## Dataset records
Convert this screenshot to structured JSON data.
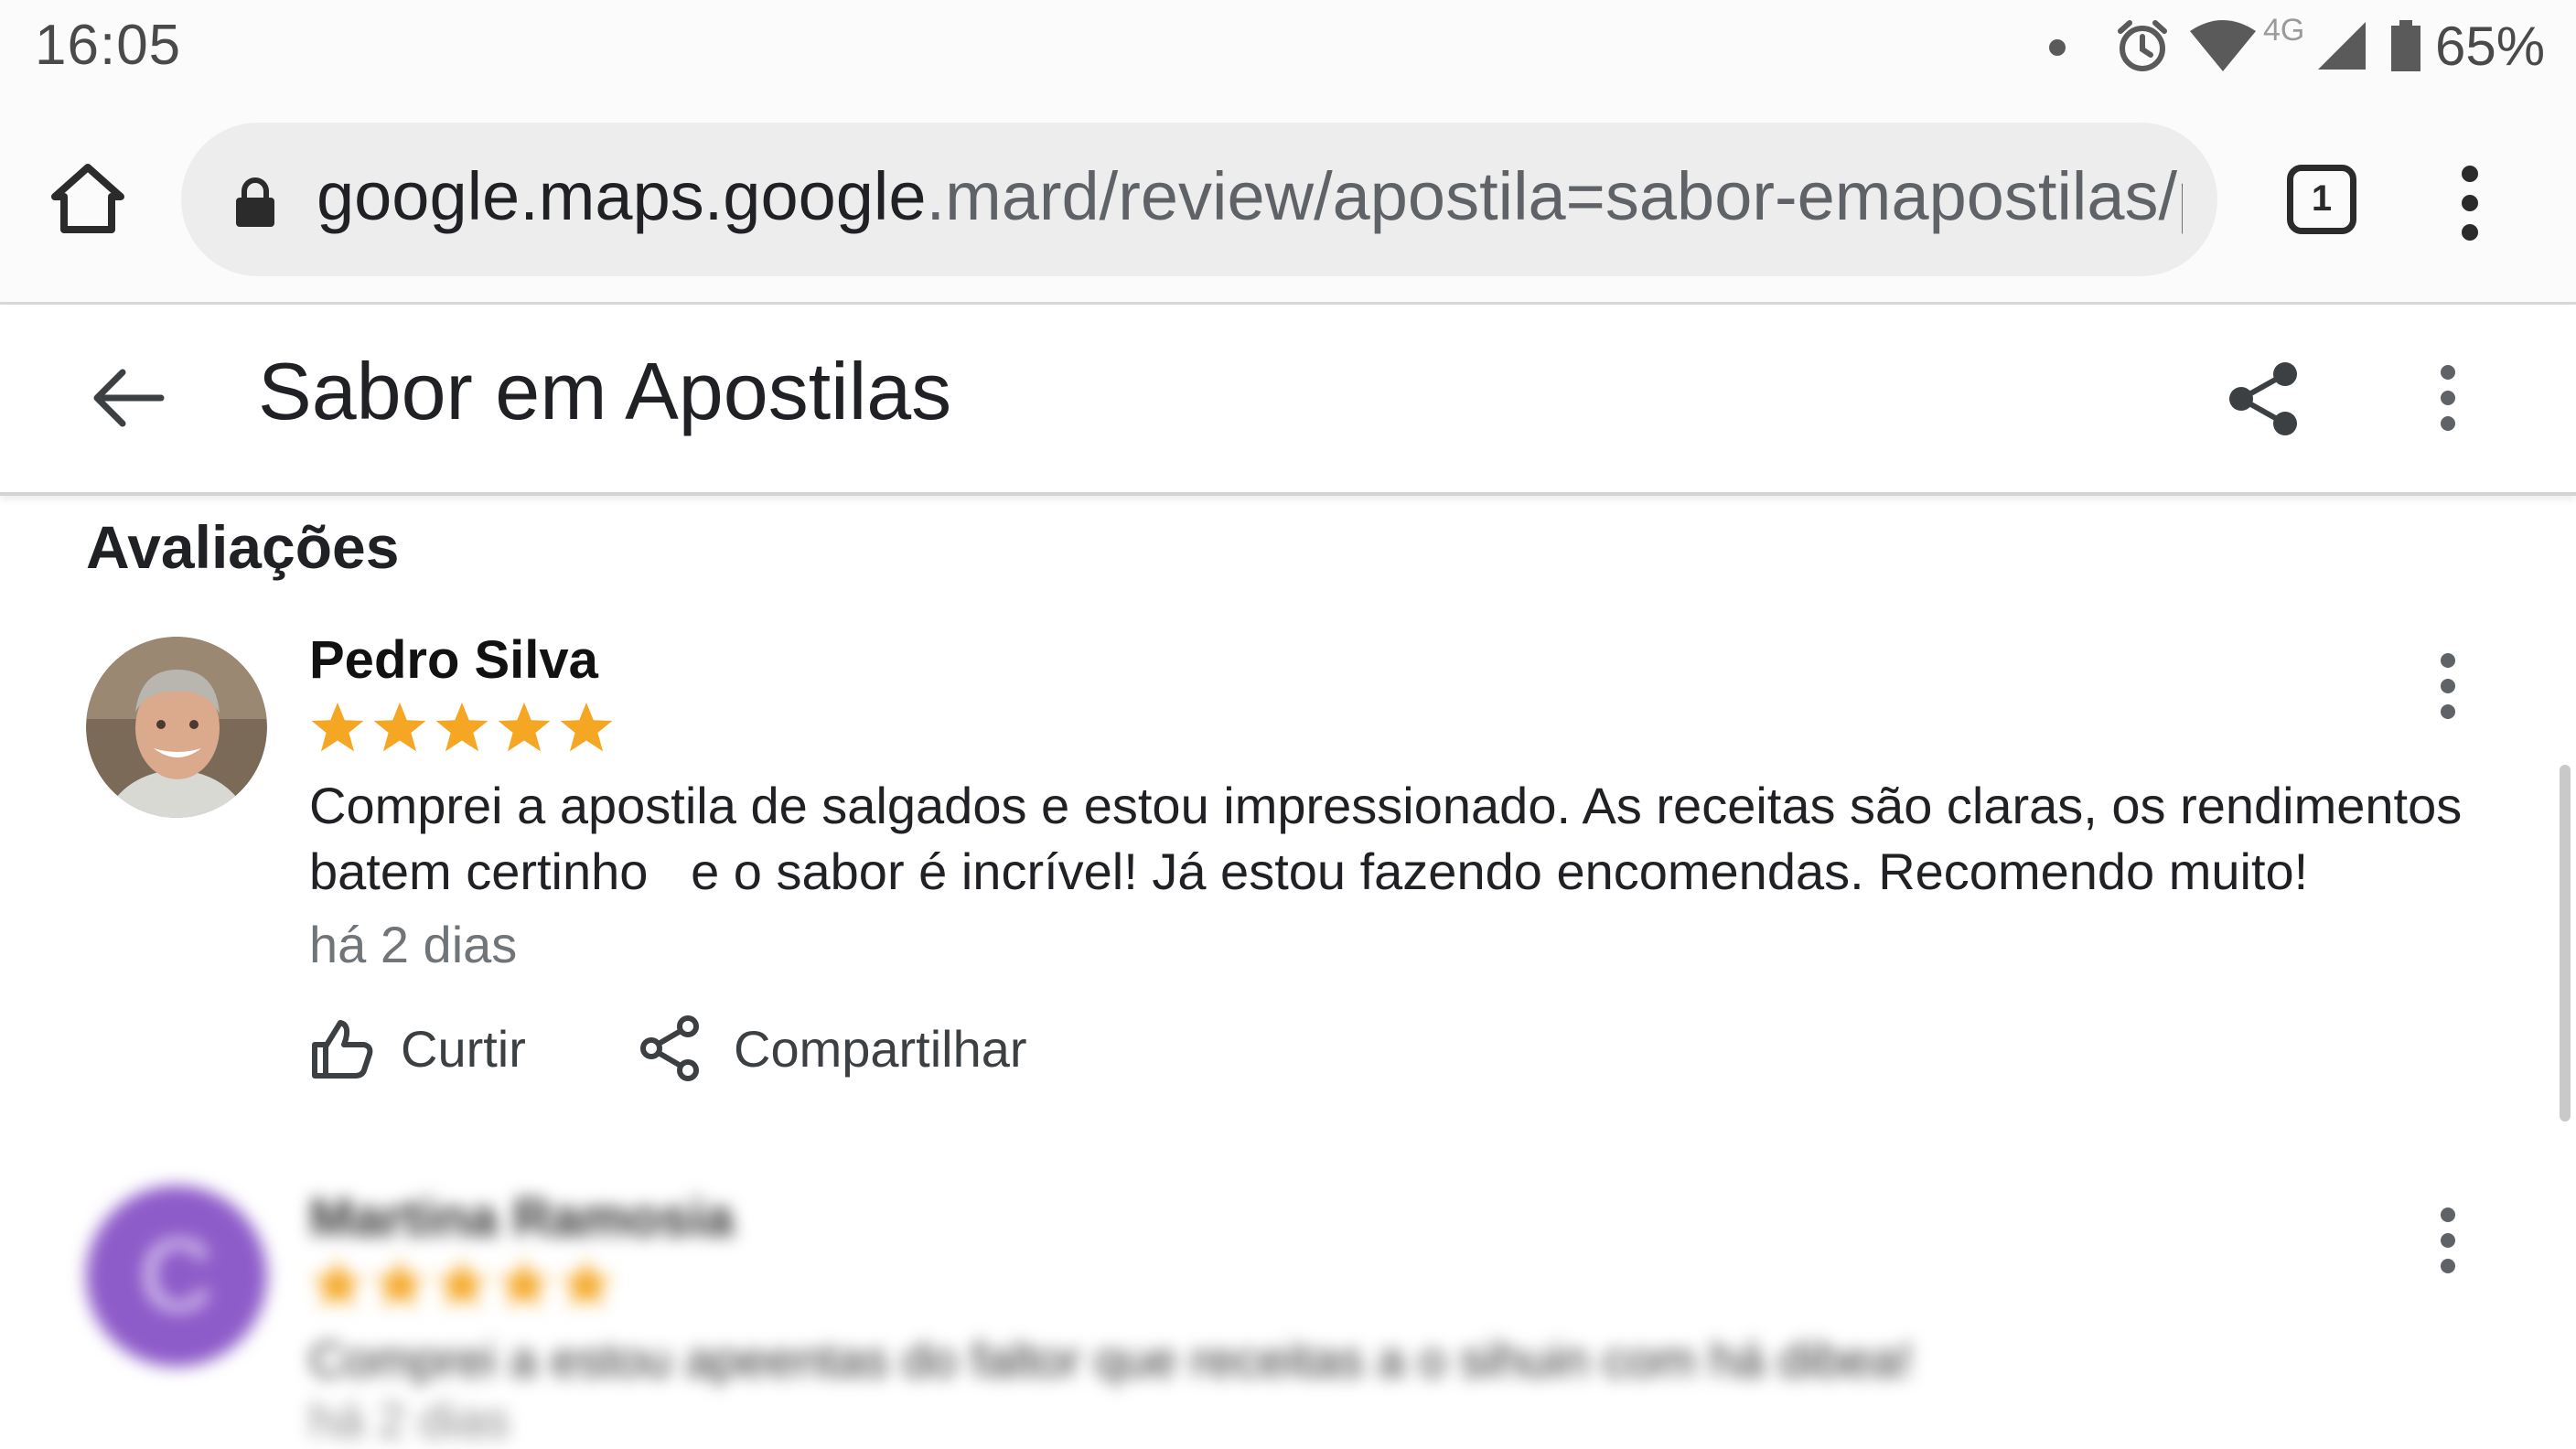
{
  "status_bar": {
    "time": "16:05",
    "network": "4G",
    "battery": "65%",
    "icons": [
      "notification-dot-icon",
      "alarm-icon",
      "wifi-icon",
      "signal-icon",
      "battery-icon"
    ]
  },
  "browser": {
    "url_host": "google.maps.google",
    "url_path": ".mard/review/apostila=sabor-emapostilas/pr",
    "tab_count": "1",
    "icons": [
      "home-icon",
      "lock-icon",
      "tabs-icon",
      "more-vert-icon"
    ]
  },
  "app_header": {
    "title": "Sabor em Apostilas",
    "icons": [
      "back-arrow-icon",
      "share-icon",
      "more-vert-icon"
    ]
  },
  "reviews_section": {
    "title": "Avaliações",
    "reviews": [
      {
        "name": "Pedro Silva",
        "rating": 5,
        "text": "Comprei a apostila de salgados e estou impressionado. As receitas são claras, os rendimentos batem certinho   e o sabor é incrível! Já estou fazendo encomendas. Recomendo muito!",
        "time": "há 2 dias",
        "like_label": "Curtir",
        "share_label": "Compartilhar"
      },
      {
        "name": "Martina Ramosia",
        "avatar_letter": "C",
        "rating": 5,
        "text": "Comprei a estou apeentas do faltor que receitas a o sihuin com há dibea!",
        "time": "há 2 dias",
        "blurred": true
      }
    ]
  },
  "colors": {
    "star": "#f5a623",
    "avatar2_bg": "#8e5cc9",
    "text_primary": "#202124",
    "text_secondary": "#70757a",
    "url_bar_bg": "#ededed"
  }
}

==

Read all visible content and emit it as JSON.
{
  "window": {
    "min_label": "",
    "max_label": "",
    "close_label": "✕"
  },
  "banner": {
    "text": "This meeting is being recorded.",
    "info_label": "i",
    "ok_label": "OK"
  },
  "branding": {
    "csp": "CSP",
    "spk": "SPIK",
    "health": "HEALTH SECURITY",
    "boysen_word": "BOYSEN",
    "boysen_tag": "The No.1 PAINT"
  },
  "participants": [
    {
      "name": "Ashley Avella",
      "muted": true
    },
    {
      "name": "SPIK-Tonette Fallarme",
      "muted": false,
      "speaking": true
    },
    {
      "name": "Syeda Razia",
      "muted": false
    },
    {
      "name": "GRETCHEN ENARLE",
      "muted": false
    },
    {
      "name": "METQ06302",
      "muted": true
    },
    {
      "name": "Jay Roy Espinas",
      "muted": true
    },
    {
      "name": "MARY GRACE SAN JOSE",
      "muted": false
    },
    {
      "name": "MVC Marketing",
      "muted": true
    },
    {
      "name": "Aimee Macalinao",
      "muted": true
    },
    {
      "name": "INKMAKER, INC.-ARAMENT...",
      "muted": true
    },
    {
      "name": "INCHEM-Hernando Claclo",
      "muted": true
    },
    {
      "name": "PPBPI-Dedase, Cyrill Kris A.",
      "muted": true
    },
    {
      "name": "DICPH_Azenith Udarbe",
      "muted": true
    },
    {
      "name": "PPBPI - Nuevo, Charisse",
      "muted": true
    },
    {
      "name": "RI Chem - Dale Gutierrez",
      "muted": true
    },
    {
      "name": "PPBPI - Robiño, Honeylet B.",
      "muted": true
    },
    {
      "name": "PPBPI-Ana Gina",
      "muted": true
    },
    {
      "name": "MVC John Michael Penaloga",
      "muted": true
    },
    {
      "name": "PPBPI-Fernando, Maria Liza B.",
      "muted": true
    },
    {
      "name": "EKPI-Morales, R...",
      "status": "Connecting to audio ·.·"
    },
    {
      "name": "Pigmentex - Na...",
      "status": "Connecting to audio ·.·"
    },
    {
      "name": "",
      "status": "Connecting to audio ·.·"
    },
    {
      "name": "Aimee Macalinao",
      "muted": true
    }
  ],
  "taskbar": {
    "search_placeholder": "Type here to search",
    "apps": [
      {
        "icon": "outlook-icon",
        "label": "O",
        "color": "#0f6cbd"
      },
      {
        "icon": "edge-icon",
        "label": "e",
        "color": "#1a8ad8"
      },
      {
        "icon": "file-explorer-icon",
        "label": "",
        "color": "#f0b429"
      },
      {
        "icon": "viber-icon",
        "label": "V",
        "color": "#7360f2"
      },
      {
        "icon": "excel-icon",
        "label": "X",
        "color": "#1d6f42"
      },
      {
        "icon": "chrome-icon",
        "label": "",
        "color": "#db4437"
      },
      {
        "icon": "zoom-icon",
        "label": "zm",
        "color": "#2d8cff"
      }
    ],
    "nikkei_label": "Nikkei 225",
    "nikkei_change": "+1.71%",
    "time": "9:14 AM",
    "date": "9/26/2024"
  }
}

## Description of the task
Pull out all lines of the data with the string "Comprei".

## Answer to this problem
        "text": "Comprei a apostila de salgados e estou impressionado. As receitas são claras, os rendimentos batem certinho   e o sabor é incrível! Já estou fazendo encomendas. Recomendo muito!",
        "text": "Comprei a estou apeentas do faltor que receitas a o sihuin com há dibea!",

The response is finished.